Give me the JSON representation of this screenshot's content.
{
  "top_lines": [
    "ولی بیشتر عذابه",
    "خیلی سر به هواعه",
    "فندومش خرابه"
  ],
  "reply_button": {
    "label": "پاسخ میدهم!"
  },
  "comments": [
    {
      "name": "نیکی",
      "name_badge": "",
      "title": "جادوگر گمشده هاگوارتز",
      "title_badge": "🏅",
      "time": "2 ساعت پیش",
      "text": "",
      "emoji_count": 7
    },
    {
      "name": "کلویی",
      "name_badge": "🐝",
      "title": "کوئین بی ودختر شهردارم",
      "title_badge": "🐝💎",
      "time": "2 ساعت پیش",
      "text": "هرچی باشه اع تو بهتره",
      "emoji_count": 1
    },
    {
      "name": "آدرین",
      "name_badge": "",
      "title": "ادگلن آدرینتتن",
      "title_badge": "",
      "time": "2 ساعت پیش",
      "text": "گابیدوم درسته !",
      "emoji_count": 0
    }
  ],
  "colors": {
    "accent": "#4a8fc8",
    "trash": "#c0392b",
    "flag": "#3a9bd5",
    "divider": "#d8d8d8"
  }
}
....................
Short task >> Exactly as written, please output every entry.

Solution to this exercise >>
Give me the JSON representation of this screenshot's content.
{
  "top_lines": [
    "ولی بیشتر عذابه",
    "خیلی سر به هواعه",
    "فندومش خرابه"
  ],
  "reply_button": {
    "label": "پاسخ میدهم!"
  },
  "comments": [
    {
      "name": "نیکی",
      "name_badge": "",
      "title": "جادوگر گمشده هاگوارتز",
      "title_badge": "🏅",
      "time": "2 ساعت پیش",
      "text": "",
      "emoji_count": 7
    },
    {
      "name": "کلویی",
      "name_badge": "🐝",
      "title": "کوئین بی ودختر شهردارم",
      "title_badge": "🐝💎",
      "time": "2 ساعت پیش",
      "text": "هرچی باشه اع تو بهتره",
      "emoji_count": 1
    },
    {
      "name": "آدرین",
      "name_badge": "",
      "title": "ادگلن آدرینتتن",
      "title_badge": "",
      "time": "2 ساعت پیش",
      "text": "گابیدوم درسته !",
      "emoji_count": 0
    }
  ],
  "colors": {
    "accent": "#4a8fc8",
    "trash": "#c0392b",
    "flag": "#3a9bd5",
    "divider": "#d8d8d8"
  }
}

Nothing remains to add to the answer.